[Rows from a dataset]
★ ★ ★ ★

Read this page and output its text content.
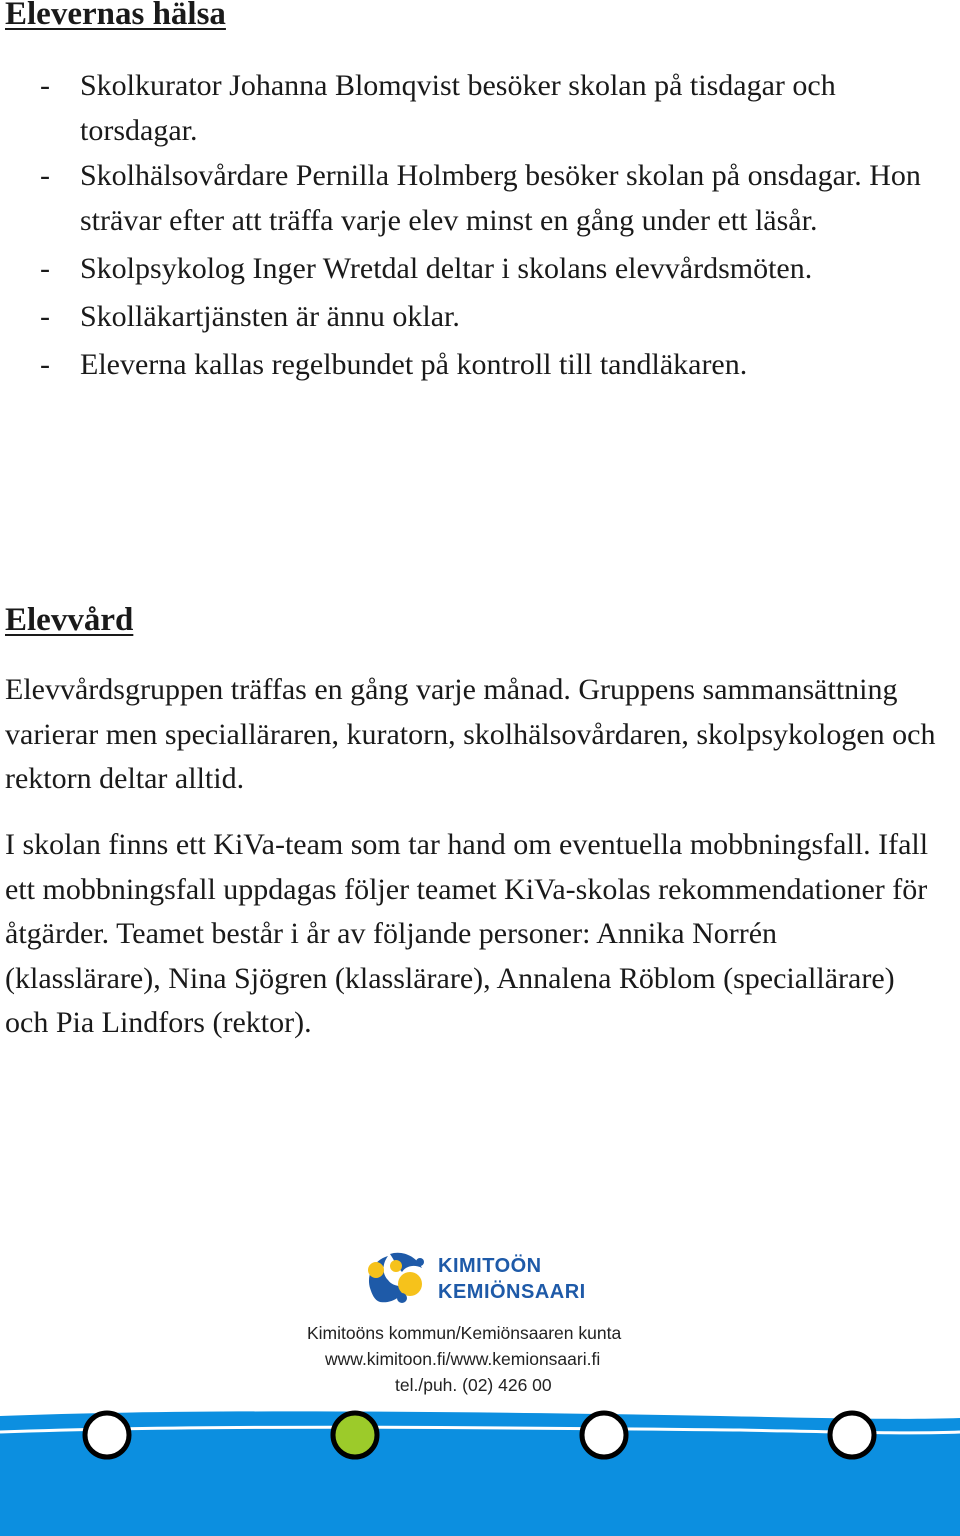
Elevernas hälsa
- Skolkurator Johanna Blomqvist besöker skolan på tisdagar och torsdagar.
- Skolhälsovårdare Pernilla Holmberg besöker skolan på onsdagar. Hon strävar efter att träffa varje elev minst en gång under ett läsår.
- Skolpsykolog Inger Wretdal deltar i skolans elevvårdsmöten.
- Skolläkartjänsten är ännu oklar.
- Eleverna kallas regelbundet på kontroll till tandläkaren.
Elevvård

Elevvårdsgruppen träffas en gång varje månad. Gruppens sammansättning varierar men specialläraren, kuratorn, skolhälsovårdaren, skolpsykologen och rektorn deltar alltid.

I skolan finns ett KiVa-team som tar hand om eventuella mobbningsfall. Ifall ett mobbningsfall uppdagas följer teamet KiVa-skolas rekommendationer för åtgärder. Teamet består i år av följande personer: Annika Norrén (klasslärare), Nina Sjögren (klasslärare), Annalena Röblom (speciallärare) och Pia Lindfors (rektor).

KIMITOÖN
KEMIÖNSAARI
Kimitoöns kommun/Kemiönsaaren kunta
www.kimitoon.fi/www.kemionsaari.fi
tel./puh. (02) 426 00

★ ★ ★ ★

■ **What is needed**
Please transcribe the material above exactly as written. Leave the pictures out.

■ **Task answer**
Read this page and output its text content.
Elevernas hälsa
- Skolkurator Johanna Blomqvist besöker skolan på tisdagar och torsdagar.
- Skolhälsovårdare Pernilla Holmberg besöker skolan på onsdagar. Hon strävar efter att träffa varje elev minst en gång under ett läsår.
- Skolpsykolog Inger Wretdal deltar i skolans elevvårdsmöten.
- Skolläkartjänsten är ännu oklar.
- Eleverna kallas regelbundet på kontroll till tandläkaren.
Elevvård

Elevvårdsgruppen träffas en gång varje månad. Gruppens sammansättning varierar men specialläraren, kuratorn, skolhälsovårdaren, skolpsykologen och rektorn deltar alltid.

I skolan finns ett KiVa-team som tar hand om eventuella mobbningsfall. Ifall ett mobbningsfall uppdagas följer teamet KiVa-skolas rekommendationer för åtgärder. Teamet består i år av följande personer: Annika Norrén (klasslärare), Nina Sjögren (klasslärare), Annalena Röblom (speciallärare) och Pia Lindfors (rektor).

KIMITOÖN
KEMIÖNSAARI
Kimitoöns kommun/Kemiönsaaren kunta
www.kimitoon.fi/www.kemionsaari.fi
tel./puh. (02) 426 00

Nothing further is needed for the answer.